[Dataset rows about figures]
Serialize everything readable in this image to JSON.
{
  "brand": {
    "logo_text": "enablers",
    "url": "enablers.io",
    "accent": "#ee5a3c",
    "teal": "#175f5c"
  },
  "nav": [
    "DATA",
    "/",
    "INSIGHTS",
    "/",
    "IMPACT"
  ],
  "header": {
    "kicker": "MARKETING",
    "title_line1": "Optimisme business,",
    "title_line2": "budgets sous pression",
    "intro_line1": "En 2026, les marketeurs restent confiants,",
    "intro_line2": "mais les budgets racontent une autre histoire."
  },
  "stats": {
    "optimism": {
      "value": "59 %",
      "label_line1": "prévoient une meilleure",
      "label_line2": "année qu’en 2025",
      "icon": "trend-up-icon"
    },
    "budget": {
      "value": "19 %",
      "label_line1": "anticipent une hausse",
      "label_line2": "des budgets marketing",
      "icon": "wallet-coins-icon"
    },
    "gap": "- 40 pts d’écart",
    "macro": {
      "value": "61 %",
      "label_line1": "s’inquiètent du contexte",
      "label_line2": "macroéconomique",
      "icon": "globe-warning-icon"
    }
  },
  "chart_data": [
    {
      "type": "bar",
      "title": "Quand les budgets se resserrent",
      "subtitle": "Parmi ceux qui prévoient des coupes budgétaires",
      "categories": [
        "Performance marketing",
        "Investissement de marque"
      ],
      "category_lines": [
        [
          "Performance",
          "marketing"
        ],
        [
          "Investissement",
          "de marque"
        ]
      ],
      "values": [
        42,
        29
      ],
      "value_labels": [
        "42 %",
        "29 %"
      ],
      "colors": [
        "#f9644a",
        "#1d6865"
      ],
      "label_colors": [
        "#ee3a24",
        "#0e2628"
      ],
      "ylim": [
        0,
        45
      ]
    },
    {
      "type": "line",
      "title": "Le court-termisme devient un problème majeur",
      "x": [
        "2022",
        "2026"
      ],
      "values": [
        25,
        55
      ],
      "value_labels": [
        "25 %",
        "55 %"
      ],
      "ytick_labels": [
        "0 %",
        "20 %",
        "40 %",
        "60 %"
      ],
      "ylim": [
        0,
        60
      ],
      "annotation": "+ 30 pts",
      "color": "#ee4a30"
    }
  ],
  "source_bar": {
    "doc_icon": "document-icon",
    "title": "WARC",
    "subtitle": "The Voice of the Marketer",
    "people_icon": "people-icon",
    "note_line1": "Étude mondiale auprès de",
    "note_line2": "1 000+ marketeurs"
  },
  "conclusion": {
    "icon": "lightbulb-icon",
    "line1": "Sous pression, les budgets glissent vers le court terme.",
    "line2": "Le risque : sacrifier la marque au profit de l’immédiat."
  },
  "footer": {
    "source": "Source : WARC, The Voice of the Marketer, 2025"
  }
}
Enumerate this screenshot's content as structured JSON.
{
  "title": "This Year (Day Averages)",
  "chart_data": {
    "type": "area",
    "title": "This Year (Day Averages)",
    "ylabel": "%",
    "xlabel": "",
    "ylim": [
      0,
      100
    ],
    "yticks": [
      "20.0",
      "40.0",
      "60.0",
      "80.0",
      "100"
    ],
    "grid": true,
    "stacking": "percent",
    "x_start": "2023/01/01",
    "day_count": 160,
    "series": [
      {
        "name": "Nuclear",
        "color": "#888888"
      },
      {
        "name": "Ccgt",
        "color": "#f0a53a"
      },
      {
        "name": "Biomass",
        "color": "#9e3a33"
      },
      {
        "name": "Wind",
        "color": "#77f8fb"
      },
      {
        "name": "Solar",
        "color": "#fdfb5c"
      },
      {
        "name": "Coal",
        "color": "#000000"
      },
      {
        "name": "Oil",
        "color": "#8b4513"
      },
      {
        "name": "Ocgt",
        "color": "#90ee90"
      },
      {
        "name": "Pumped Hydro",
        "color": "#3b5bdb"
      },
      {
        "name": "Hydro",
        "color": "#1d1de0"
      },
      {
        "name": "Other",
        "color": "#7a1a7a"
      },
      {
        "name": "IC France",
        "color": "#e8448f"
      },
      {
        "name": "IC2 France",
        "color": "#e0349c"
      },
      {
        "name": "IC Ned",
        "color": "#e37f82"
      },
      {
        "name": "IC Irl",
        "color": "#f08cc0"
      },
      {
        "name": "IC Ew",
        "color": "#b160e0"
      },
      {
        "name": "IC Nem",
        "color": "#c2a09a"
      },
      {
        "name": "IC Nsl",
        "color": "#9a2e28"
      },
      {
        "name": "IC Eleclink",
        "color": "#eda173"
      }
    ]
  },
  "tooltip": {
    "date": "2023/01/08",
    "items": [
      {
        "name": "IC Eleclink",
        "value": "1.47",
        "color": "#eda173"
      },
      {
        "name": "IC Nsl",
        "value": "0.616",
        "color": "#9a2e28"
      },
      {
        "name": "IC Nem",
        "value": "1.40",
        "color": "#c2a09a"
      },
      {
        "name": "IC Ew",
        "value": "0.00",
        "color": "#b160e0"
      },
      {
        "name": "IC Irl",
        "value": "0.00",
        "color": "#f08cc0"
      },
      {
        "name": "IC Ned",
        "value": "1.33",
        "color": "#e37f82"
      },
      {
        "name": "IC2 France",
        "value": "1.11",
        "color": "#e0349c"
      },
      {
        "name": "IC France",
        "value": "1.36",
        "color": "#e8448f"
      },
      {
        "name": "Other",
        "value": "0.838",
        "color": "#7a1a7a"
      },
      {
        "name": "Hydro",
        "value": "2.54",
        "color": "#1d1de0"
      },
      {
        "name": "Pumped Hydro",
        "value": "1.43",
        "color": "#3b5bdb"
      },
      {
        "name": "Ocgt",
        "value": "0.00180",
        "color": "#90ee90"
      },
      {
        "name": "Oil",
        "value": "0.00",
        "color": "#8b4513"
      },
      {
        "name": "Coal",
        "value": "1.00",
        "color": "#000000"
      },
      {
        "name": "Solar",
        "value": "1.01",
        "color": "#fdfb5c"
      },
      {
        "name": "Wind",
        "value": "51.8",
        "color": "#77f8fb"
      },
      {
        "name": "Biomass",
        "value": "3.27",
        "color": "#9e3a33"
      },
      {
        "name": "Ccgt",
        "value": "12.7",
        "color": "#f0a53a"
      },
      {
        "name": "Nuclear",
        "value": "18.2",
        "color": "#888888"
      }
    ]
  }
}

Job: Repeat the listing above without any change.

Output for this task:
Serialize everything readable in this image to JSON.
{
  "brand": {
    "logo_text": "enablers",
    "url": "enablers.io",
    "accent": "#ee5a3c",
    "teal": "#175f5c"
  },
  "nav": [
    "DATA",
    "/",
    "INSIGHTS",
    "/",
    "IMPACT"
  ],
  "header": {
    "kicker": "MARKETING",
    "title_line1": "Optimisme business,",
    "title_line2": "budgets sous pression",
    "intro_line1": "En 2026, les marketeurs restent confiants,",
    "intro_line2": "mais les budgets racontent une autre histoire."
  },
  "stats": {
    "optimism": {
      "value": "59 %",
      "label_line1": "prévoient une meilleure",
      "label_line2": "année qu’en 2025",
      "icon": "trend-up-icon"
    },
    "budget": {
      "value": "19 %",
      "label_line1": "anticipent une hausse",
      "label_line2": "des budgets marketing",
      "icon": "wallet-coins-icon"
    },
    "gap": "- 40 pts d’écart",
    "macro": {
      "value": "61 %",
      "label_line1": "s’inquiètent du contexte",
      "label_line2": "macroéconomique",
      "icon": "globe-warning-icon"
    }
  },
  "chart_data": [
    {
      "type": "bar",
      "title": "Quand les budgets se resserrent",
      "subtitle": "Parmi ceux qui prévoient des coupes budgétaires",
      "categories": [
        "Performance marketing",
        "Investissement de marque"
      ],
      "category_lines": [
        [
          "Performance",
          "marketing"
        ],
        [
          "Investissement",
          "de marque"
        ]
      ],
      "values": [
        42,
        29
      ],
      "value_labels": [
        "42 %",
        "29 %"
      ],
      "colors": [
        "#f9644a",
        "#1d6865"
      ],
      "label_colors": [
        "#ee3a24",
        "#0e2628"
      ],
      "ylim": [
        0,
        45
      ]
    },
    {
      "type": "line",
      "title": "Le court-termisme devient un problème majeur",
      "x": [
        "2022",
        "2026"
      ],
      "values": [
        25,
        55
      ],
      "value_labels": [
        "25 %",
        "55 %"
      ],
      "ytick_labels": [
        "0 %",
        "20 %",
        "40 %",
        "60 %"
      ],
      "ylim": [
        0,
        60
      ],
      "annotation": "+ 30 pts",
      "color": "#ee4a30"
    }
  ],
  "source_bar": {
    "doc_icon": "document-icon",
    "title": "WARC",
    "subtitle": "The Voice of the Marketer",
    "people_icon": "people-icon",
    "note_line1": "Étude mondiale auprès de",
    "note_line2": "1 000+ marketeurs"
  },
  "conclusion": {
    "icon": "lightbulb-icon",
    "line1": "Sous pression, les budgets glissent vers le court terme.",
    "line2": "Le risque : sacrifier la marque au profit de l’immédiat."
  },
  "footer": {
    "source": "Source : WARC, The Voice of the Marketer, 2025"
  }
}
Enumerate this screenshot's content as structured JSON.
{
  "title": "This Year (Day Averages)",
  "chart_data": {
    "type": "area",
    "title": "This Year (Day Averages)",
    "ylabel": "%",
    "xlabel": "",
    "ylim": [
      0,
      100
    ],
    "yticks": [
      "20.0",
      "40.0",
      "60.0",
      "80.0",
      "100"
    ],
    "grid": true,
    "stacking": "percent",
    "x_start": "2023/01/01",
    "day_count": 160,
    "series": [
      {
        "name": "Nuclear",
        "color": "#888888"
      },
      {
        "name": "Ccgt",
        "color": "#f0a53a"
      },
      {
        "name": "Biomass",
        "color": "#9e3a33"
      },
      {
        "name": "Wind",
        "color": "#77f8fb"
      },
      {
        "name": "Solar",
        "color": "#fdfb5c"
      },
      {
        "name": "Coal",
        "color": "#000000"
      },
      {
        "name": "Oil",
        "color": "#8b4513"
      },
      {
        "name": "Ocgt",
        "color": "#90ee90"
      },
      {
        "name": "Pumped Hydro",
        "color": "#3b5bdb"
      },
      {
        "name": "Hydro",
        "color": "#1d1de0"
      },
      {
        "name": "Other",
        "color": "#7a1a7a"
      },
      {
        "name": "IC France",
        "color": "#e8448f"
      },
      {
        "name": "IC2 France",
        "color": "#e0349c"
      },
      {
        "name": "IC Ned",
        "color": "#e37f82"
      },
      {
        "name": "IC Irl",
        "color": "#f08cc0"
      },
      {
        "name": "IC Ew",
        "color": "#b160e0"
      },
      {
        "name": "IC Nem",
        "color": "#c2a09a"
      },
      {
        "name": "IC Nsl",
        "color": "#9a2e28"
      },
      {
        "name": "IC Eleclink",
        "color": "#eda173"
      }
    ]
  },
  "tooltip": {
    "date": "2023/01/08",
    "items": [
      {
        "name": "IC Eleclink",
        "value": "1.47",
        "color": "#eda173"
      },
      {
        "name": "IC Nsl",
        "value": "0.616",
        "color": "#9a2e28"
      },
      {
        "name": "IC Nem",
        "value": "1.40",
        "color": "#c2a09a"
      },
      {
        "name": "IC Ew",
        "value": "0.00",
        "color": "#b160e0"
      },
      {
        "name": "IC Irl",
        "value": "0.00",
        "color": "#f08cc0"
      },
      {
        "name": "IC Ned",
        "value": "1.33",
        "color": "#e37f82"
      },
      {
        "name": "IC2 France",
        "value": "1.11",
        "color": "#e0349c"
      },
      {
        "name": "IC France",
        "value": "1.36",
        "color": "#e8448f"
      },
      {
        "name": "Other",
        "value": "0.838",
        "color": "#7a1a7a"
      },
      {
        "name": "Hydro",
        "value": "2.54",
        "color": "#1d1de0"
      },
      {
        "name": "Pumped Hydro",
        "value": "1.43",
        "color": "#3b5bdb"
      },
      {
        "name": "Ocgt",
        "value": "0.00180",
        "color": "#90ee90"
      },
      {
        "name": "Oil",
        "value": "0.00",
        "color": "#8b4513"
      },
      {
        "name": "Coal",
        "value": "1.00",
        "color": "#000000"
      },
      {
        "name": "Solar",
        "value": "1.01",
        "color": "#fdfb5c"
      },
      {
        "name": "Wind",
        "value": "51.8",
        "color": "#77f8fb"
      },
      {
        "name": "Biomass",
        "value": "3.27",
        "color": "#9e3a33"
      },
      {
        "name": "Ccgt",
        "value": "12.7",
        "color": "#f0a53a"
      },
      {
        "name": "Nuclear",
        "value": "18.2",
        "color": "#888888"
      }
    ]
  }
}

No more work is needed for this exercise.